» **What you have to do**: In the records that follow, show each line where the word "против" is present.

» **Data shown**:
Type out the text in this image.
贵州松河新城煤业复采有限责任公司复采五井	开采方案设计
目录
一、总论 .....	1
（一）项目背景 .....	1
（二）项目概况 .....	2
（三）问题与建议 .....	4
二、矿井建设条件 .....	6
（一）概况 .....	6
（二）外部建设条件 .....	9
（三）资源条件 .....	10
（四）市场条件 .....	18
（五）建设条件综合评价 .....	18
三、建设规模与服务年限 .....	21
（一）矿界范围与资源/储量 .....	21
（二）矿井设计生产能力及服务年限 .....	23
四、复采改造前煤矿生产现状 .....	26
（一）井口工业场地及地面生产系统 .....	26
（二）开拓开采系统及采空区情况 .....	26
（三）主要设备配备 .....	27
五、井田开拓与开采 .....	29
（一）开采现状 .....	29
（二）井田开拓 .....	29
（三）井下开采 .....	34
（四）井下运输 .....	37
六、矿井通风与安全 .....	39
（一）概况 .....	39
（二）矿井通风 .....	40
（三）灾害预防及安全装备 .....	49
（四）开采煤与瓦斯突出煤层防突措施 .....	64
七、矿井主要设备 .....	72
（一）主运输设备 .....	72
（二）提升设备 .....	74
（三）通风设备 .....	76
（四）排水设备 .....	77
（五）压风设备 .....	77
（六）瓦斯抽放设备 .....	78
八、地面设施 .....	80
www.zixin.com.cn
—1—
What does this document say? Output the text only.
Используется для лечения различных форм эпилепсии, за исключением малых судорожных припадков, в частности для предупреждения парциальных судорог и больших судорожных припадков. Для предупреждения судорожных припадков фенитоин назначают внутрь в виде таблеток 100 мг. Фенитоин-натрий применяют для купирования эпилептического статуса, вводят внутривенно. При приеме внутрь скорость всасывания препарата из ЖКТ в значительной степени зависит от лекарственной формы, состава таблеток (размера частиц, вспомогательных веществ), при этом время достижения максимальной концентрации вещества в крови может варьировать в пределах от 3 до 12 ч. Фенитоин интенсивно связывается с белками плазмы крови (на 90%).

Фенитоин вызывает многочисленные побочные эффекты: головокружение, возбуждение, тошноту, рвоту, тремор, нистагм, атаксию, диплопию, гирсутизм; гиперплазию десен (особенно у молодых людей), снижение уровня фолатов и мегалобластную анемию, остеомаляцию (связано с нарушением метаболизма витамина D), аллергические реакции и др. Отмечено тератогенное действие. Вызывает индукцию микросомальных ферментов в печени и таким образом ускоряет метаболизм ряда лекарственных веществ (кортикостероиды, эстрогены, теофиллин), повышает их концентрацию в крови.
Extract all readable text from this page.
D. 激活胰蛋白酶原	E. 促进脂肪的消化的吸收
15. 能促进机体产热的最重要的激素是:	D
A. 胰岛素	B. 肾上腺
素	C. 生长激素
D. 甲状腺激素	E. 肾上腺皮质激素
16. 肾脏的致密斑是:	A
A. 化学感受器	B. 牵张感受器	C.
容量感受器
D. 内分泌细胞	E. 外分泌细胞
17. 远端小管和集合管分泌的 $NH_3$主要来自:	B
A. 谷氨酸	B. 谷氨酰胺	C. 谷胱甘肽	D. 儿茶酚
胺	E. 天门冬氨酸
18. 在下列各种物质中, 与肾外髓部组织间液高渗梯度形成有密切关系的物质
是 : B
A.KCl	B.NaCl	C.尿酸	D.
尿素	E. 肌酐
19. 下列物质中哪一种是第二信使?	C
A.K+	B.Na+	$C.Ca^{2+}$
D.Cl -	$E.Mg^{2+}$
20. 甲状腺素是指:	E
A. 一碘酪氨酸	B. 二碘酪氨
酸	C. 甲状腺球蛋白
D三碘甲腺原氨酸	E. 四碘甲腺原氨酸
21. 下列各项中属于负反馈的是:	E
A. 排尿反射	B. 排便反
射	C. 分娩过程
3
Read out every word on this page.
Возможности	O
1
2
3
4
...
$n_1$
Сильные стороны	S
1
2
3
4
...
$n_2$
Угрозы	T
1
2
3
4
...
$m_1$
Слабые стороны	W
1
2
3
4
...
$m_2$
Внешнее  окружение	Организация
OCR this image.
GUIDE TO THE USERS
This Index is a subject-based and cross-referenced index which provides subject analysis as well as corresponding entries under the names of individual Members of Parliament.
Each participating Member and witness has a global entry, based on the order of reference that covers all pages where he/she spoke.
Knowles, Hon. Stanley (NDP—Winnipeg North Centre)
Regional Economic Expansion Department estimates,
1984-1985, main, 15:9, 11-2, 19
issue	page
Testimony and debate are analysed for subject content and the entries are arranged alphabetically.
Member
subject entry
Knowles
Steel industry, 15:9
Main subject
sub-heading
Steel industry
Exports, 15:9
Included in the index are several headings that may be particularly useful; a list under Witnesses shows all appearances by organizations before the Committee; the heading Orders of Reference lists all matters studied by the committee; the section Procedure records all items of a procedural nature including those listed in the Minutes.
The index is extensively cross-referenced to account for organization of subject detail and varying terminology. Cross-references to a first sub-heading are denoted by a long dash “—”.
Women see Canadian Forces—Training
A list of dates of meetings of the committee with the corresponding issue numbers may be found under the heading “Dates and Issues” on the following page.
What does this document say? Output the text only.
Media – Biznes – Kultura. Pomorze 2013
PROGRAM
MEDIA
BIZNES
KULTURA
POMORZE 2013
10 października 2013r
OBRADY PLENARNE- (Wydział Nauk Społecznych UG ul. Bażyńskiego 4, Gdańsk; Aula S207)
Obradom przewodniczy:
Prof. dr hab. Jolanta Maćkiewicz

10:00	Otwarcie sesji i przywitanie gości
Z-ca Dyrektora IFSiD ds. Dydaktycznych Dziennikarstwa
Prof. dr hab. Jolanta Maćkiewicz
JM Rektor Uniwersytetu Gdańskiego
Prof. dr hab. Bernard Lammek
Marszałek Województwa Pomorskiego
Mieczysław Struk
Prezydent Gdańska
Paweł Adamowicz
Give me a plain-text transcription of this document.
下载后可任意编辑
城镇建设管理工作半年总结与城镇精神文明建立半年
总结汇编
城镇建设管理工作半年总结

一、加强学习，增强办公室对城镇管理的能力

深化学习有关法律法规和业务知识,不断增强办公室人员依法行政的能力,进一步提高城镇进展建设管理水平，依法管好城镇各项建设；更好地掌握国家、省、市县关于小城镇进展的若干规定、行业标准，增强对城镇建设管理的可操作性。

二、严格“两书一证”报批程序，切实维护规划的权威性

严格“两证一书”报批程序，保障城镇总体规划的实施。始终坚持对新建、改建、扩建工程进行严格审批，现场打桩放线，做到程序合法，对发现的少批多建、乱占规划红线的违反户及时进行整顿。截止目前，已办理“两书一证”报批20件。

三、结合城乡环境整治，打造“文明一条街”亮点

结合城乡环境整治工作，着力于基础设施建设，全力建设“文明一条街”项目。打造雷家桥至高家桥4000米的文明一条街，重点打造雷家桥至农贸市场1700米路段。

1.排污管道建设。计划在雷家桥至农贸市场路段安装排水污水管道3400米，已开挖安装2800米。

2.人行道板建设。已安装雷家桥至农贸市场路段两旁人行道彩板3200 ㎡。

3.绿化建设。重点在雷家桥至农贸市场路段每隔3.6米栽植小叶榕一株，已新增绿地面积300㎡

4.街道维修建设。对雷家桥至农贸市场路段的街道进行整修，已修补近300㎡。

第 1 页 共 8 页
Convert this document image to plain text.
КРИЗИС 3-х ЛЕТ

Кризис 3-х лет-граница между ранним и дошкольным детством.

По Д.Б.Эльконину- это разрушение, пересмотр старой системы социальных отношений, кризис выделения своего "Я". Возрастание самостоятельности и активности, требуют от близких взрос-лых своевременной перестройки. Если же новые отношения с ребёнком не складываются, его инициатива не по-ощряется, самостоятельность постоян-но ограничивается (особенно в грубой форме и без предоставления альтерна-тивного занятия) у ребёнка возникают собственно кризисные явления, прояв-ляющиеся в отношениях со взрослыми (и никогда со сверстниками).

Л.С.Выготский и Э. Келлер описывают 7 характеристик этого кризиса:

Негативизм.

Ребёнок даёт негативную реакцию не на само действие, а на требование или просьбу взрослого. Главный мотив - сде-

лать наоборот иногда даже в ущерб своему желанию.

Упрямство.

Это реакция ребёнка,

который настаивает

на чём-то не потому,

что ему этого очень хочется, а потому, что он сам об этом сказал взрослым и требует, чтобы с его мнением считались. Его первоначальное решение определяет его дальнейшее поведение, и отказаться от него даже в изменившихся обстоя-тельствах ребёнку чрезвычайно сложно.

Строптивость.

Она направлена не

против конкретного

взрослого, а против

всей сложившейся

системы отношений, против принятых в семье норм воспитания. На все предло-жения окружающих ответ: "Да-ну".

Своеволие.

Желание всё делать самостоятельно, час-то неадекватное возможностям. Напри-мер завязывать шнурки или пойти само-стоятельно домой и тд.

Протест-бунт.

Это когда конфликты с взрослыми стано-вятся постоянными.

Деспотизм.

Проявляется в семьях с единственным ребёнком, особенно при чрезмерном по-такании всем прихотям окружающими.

» **Task solution**:
против конкретного
взрослого, а против
системы отношений, против принятых в семье норм воспитания. На все предло-жения окружающих ответ: "Да-ну".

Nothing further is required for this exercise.